### Problem requirements
Count every line in the entries that contains "panel". Report that count alone.
┌────────
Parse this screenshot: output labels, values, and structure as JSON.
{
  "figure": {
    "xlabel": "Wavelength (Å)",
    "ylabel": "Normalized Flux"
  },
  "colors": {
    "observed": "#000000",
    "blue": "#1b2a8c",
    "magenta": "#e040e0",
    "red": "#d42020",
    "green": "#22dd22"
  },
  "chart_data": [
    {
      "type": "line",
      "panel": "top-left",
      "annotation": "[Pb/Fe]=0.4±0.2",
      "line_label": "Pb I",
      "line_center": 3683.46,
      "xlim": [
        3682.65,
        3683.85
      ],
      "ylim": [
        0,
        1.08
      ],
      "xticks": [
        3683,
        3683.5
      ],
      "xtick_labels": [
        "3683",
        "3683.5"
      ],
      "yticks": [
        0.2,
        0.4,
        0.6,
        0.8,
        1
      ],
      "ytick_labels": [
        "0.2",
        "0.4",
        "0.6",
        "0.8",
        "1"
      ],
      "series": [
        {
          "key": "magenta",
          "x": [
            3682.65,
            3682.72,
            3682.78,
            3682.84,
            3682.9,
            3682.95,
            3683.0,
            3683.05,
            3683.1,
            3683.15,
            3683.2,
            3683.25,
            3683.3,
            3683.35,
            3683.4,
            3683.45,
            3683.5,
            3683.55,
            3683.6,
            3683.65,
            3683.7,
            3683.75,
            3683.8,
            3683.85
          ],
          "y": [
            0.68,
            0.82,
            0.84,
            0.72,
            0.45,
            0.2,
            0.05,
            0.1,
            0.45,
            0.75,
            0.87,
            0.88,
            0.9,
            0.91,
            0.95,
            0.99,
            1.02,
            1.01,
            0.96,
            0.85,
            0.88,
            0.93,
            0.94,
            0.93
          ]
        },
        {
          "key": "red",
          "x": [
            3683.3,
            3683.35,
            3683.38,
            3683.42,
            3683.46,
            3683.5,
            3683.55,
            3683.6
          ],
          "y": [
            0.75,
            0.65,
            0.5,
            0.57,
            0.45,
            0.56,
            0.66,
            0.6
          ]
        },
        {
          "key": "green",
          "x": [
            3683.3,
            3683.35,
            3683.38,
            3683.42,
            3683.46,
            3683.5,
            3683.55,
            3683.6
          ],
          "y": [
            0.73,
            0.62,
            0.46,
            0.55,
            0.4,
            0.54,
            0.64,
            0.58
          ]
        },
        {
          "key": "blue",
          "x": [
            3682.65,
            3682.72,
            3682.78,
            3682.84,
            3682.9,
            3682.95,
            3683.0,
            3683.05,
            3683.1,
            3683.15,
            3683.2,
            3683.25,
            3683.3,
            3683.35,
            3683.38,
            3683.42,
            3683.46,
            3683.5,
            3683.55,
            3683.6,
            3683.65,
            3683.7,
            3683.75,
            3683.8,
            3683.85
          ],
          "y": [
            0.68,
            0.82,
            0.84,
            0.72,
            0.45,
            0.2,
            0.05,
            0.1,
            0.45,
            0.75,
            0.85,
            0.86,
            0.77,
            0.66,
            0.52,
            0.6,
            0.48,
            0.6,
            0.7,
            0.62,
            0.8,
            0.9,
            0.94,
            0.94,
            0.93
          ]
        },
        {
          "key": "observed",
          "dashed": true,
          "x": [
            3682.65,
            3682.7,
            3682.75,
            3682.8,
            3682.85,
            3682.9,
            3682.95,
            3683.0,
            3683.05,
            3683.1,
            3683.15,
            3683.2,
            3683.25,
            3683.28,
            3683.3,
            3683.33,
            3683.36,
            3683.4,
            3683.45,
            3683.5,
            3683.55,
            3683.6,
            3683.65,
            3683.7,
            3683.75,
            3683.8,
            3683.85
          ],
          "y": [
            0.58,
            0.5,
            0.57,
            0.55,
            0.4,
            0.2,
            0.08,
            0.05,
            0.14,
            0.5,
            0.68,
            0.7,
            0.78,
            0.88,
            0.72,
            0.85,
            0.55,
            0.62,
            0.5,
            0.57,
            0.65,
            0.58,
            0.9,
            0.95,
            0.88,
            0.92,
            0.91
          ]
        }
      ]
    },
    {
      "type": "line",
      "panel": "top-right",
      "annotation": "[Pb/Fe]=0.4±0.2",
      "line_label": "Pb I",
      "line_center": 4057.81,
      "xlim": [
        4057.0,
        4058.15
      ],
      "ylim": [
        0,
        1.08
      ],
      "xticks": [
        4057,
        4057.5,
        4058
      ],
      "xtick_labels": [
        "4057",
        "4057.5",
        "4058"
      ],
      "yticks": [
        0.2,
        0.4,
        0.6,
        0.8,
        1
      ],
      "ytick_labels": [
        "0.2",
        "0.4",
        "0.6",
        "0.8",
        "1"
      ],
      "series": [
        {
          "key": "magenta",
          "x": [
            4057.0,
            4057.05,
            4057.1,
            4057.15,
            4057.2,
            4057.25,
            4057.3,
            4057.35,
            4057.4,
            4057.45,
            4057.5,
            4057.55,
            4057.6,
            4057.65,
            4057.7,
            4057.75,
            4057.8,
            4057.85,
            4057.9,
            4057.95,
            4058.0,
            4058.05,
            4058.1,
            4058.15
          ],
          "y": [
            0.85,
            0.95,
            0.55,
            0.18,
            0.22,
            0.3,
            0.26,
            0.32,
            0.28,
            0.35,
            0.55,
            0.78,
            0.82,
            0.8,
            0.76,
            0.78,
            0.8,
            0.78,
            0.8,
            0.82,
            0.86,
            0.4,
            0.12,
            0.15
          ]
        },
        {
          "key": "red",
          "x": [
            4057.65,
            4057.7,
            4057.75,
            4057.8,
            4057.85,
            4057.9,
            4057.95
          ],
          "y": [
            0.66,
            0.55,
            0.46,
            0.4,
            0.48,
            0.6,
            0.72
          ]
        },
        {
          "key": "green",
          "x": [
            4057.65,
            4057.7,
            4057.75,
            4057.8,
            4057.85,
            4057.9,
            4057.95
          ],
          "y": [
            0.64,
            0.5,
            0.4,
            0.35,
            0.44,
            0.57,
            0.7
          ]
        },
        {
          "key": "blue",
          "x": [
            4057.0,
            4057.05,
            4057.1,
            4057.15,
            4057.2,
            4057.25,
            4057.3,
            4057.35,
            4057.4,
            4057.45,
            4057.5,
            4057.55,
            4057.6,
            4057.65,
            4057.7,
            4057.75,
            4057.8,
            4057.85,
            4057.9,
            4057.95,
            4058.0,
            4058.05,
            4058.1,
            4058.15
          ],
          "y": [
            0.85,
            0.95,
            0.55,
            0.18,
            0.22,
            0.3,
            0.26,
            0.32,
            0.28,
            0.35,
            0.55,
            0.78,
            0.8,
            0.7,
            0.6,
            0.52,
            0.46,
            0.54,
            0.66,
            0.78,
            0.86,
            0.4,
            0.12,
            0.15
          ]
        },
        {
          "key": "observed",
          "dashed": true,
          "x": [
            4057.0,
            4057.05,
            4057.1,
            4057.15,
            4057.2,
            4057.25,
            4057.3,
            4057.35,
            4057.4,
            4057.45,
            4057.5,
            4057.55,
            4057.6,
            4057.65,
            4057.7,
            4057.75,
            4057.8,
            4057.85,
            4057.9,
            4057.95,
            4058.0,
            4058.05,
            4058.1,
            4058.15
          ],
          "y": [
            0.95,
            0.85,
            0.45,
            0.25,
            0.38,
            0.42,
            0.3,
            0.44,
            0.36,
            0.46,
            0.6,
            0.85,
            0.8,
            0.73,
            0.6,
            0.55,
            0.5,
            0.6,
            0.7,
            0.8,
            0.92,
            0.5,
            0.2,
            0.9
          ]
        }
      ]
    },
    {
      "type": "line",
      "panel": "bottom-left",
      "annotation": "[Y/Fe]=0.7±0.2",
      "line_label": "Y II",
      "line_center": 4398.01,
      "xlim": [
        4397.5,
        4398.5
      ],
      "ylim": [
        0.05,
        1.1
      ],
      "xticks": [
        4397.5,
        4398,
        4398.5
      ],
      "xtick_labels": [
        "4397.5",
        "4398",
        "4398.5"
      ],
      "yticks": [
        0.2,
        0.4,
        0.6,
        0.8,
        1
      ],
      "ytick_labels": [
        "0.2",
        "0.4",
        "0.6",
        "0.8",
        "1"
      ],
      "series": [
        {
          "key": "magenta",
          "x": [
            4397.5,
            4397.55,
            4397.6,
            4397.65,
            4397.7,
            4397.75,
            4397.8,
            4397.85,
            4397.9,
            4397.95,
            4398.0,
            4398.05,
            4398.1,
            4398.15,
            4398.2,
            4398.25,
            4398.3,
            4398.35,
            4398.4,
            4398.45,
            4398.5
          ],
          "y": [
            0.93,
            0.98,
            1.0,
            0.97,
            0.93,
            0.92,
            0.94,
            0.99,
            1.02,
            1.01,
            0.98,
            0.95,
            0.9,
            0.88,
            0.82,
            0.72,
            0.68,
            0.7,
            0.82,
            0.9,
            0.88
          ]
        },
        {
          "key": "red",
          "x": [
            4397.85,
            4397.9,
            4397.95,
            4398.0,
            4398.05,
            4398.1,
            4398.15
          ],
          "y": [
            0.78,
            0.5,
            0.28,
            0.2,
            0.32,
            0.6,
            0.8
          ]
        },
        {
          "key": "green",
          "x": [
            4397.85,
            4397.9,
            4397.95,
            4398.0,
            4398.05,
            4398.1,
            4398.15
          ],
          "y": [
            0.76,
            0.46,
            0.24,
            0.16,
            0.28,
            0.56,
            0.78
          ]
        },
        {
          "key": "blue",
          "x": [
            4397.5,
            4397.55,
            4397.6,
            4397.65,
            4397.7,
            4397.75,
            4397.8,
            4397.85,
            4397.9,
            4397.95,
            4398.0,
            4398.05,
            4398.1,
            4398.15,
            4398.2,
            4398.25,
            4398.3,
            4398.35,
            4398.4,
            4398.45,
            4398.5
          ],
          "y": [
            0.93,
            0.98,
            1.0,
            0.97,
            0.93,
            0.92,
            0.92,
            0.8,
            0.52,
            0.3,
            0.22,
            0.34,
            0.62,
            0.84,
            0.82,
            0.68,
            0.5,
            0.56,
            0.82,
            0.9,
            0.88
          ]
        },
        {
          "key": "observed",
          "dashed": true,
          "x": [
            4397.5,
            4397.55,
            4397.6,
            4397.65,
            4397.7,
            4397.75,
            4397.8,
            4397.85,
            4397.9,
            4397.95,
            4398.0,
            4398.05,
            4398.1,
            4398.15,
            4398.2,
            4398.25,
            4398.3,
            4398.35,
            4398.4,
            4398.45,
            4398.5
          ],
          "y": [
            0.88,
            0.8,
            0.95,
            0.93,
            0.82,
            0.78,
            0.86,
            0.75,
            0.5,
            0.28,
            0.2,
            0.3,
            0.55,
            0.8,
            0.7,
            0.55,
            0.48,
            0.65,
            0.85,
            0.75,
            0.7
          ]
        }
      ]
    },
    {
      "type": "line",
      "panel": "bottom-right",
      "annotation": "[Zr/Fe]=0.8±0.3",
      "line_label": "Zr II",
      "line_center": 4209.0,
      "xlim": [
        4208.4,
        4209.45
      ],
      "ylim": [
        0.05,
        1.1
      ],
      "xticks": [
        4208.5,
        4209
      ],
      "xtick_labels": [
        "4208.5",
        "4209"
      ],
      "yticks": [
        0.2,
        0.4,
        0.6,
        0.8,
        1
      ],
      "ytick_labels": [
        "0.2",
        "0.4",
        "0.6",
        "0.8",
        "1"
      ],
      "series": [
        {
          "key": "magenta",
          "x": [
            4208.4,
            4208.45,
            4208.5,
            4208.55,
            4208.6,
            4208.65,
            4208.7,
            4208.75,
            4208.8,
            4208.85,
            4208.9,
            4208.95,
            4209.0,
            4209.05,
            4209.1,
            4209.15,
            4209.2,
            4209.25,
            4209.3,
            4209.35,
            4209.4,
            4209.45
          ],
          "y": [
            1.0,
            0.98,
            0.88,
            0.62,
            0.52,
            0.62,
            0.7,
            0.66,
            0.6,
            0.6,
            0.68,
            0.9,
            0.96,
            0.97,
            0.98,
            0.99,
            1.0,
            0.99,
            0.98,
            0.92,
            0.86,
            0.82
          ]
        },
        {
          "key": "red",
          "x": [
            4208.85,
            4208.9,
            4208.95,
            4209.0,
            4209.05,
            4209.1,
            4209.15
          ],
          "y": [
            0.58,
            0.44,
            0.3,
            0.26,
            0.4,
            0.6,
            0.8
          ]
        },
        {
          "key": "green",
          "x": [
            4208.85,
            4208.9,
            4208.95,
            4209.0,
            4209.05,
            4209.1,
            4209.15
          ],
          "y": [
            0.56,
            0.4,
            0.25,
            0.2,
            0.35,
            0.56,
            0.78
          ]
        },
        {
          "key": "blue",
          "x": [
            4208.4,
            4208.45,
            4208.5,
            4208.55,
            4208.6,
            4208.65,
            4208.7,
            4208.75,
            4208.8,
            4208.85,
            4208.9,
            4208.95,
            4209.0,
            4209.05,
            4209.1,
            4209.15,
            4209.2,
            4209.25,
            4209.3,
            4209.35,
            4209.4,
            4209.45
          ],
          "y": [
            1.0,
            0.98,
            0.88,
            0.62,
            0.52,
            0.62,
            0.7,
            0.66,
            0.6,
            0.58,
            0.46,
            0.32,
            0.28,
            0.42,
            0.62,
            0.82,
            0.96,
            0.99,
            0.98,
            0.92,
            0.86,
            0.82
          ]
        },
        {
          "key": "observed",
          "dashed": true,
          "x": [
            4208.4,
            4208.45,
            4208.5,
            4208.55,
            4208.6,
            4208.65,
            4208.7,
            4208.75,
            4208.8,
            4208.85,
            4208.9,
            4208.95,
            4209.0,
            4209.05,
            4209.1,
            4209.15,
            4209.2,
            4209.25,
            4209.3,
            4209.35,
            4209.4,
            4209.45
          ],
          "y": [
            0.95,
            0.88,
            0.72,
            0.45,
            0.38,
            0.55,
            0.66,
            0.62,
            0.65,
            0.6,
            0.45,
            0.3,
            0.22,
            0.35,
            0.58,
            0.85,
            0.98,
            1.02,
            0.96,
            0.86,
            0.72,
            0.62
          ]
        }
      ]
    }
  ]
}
└────────
### Task answer
4